### [What you need to do]
Every record must be transcribed in its entirety, apart from the images, which are to be omitted.
-- Start of Data lines --
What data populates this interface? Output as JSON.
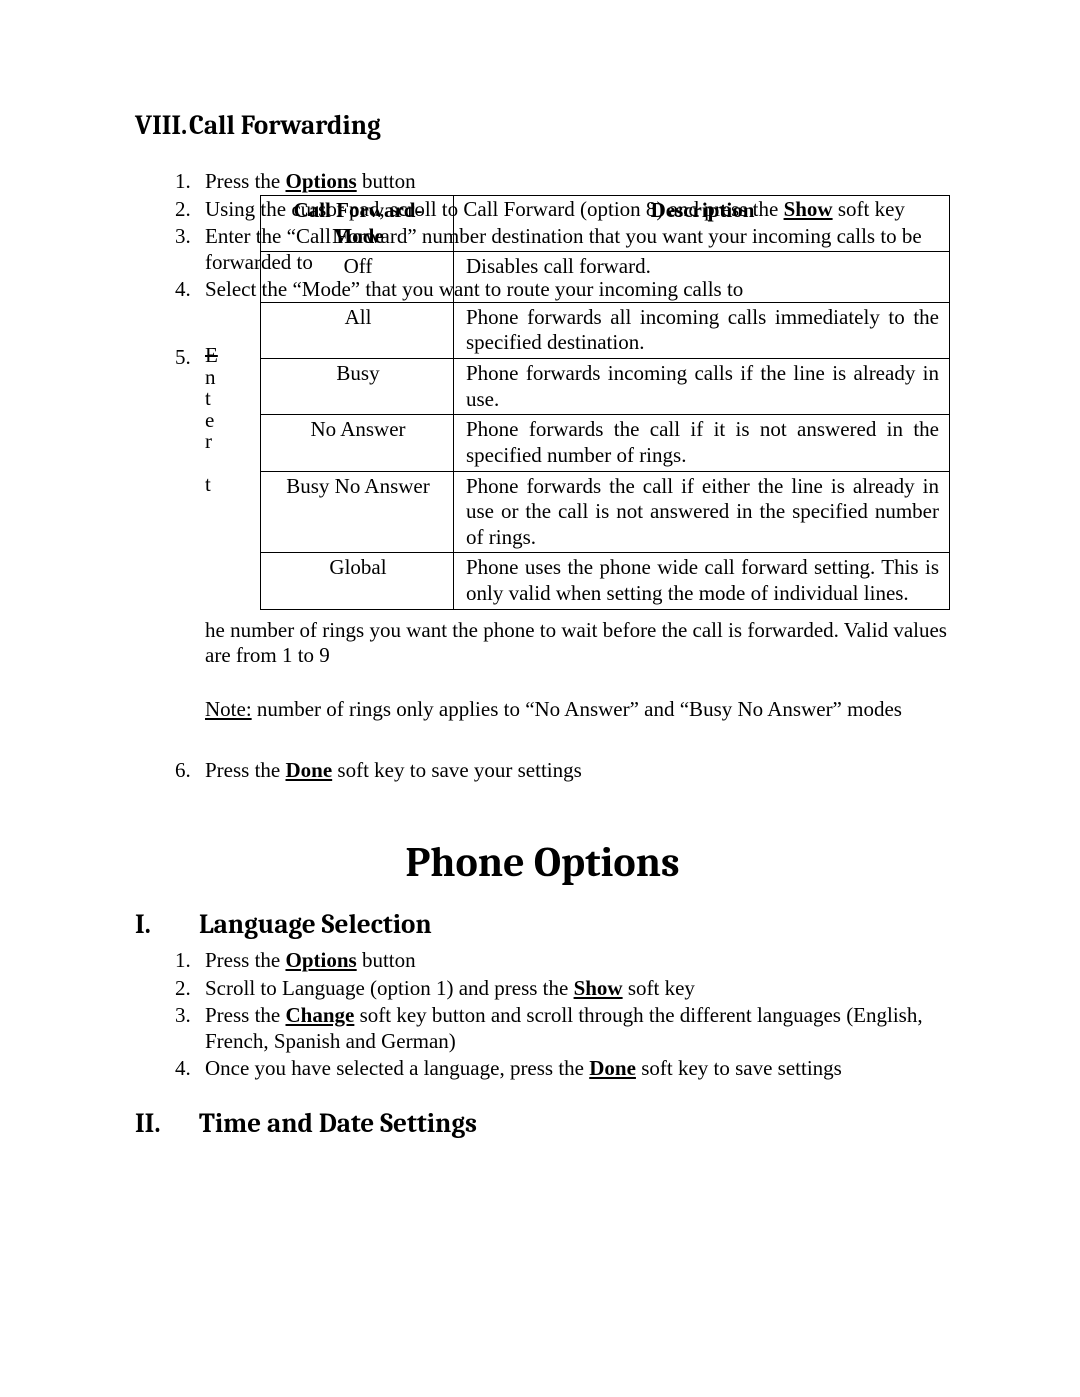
{
  "section_viii": {
    "num": "VIII.",
    "title": "Call Forwarding",
    "steps": {
      "s1": {
        "pre": "Press the ",
        "b": "Options",
        "post": " button"
      },
      "s2": {
        "pre": "Using the cursor pad, scroll to Call Forward (option 8) and press the ",
        "b": "Show",
        "post": " soft key"
      },
      "s3": "Enter the “Call Forward” number destination that you want your incoming calls to be forwarded to",
      "s4": "Select the “Mode” that you want to route your incoming calls to",
      "s5_wrap_letters": [
        "E",
        "n",
        "t",
        "e",
        "r",
        "t"
      ],
      "s5_after": "he number of rings you want the phone to wait before the call is forwarded.  Valid values are from 1 to 9",
      "s5_note_label": "Note:",
      "s5_note": " number of rings only applies to “No Answer” and “Busy No Answer” modes",
      "s6": {
        "pre": "Press the ",
        "b": "Done",
        "post": " soft key to save your settings"
      }
    },
    "table": {
      "h1": "Call Forward-Mode",
      "h2": "Description",
      "rows": [
        {
          "mode": "Off",
          "desc": "Disables call forward."
        },
        {
          "mode": "All",
          "desc": "Phone forwards all incoming calls immediately to the specified destination."
        },
        {
          "mode": "Busy",
          "desc": "Phone forwards incoming calls if the line is already in use."
        },
        {
          "mode": "No Answer",
          "desc": "Phone forwards the call if it is not answered in the specified number of rings."
        },
        {
          "mode": "Busy No Answer",
          "desc": "Phone forwards the call if either the line is already in use or the call is not answered in the specified number of rings."
        },
        {
          "mode": "Global",
          "desc": "Phone uses the phone wide call forward setting.  This is only valid when setting the mode of individual lines."
        }
      ]
    }
  },
  "main_title": "Phone Options",
  "section_i": {
    "num": "I.",
    "title": "Language Selection",
    "steps": {
      "s1": {
        "pre": "Press the ",
        "b": "Options",
        "post": " button"
      },
      "s2": {
        "pre": "Scroll to Language (option 1) and press the ",
        "b": "Show",
        "post": " soft key"
      },
      "s3": {
        "pre": "Press the ",
        "b": "Change",
        "post": " soft key button and scroll through the different languages (English, French, Spanish and German)"
      },
      "s4": {
        "pre": "Once you have selected a language, press the ",
        "b": "Done",
        "post": " soft key to save settings"
      }
    }
  },
  "section_ii": {
    "num": "II.",
    "title": "Time and Date Settings"
  }
}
-- End of Data lines --
### [Output]
What data populates this interface? Output as JSON.
{
  "section_viii": {
    "num": "VIII.",
    "title": "Call Forwarding",
    "steps": {
      "s1": {
        "pre": "Press the ",
        "b": "Options",
        "post": " button"
      },
      "s2": {
        "pre": "Using the cursor pad, scroll to Call Forward (option 8) and press the ",
        "b": "Show",
        "post": " soft key"
      },
      "s3": "Enter the “Call Forward” number destination that you want your incoming calls to be forwarded to",
      "s4": "Select the “Mode” that you want to route your incoming calls to",
      "s5_wrap_letters": [
        "E",
        "n",
        "t",
        "e",
        "r",
        "t"
      ],
      "s5_after": "he number of rings you want the phone to wait before the call is forwarded.  Valid values are from 1 to 9",
      "s5_note_label": "Note:",
      "s5_note": " number of rings only applies to “No Answer” and “Busy No Answer” modes",
      "s6": {
        "pre": "Press the ",
        "b": "Done",
        "post": " soft key to save your settings"
      }
    },
    "table": {
      "h1": "Call Forward-Mode",
      "h2": "Description",
      "rows": [
        {
          "mode": "Off",
          "desc": "Disables call forward."
        },
        {
          "mode": "All",
          "desc": "Phone forwards all incoming calls immediately to the specified destination."
        },
        {
          "mode": "Busy",
          "desc": "Phone forwards incoming calls if the line is already in use."
        },
        {
          "mode": "No Answer",
          "desc": "Phone forwards the call if it is not answered in the specified number of rings."
        },
        {
          "mode": "Busy No Answer",
          "desc": "Phone forwards the call if either the line is already in use or the call is not answered in the specified number of rings."
        },
        {
          "mode": "Global",
          "desc": "Phone uses the phone wide call forward setting.  This is only valid when setting the mode of individual lines."
        }
      ]
    }
  },
  "main_title": "Phone Options",
  "section_i": {
    "num": "I.",
    "title": "Language Selection",
    "steps": {
      "s1": {
        "pre": "Press the ",
        "b": "Options",
        "post": " button"
      },
      "s2": {
        "pre": "Scroll to Language (option 1) and press the ",
        "b": "Show",
        "post": " soft key"
      },
      "s3": {
        "pre": "Press the ",
        "b": "Change",
        "post": " soft key button and scroll through the different languages (English, French, Spanish and German)"
      },
      "s4": {
        "pre": "Once you have selected a language, press the ",
        "b": "Done",
        "post": " soft key to save settings"
      }
    }
  },
  "section_ii": {
    "num": "II.",
    "title": "Time and Date Settings"
  }
}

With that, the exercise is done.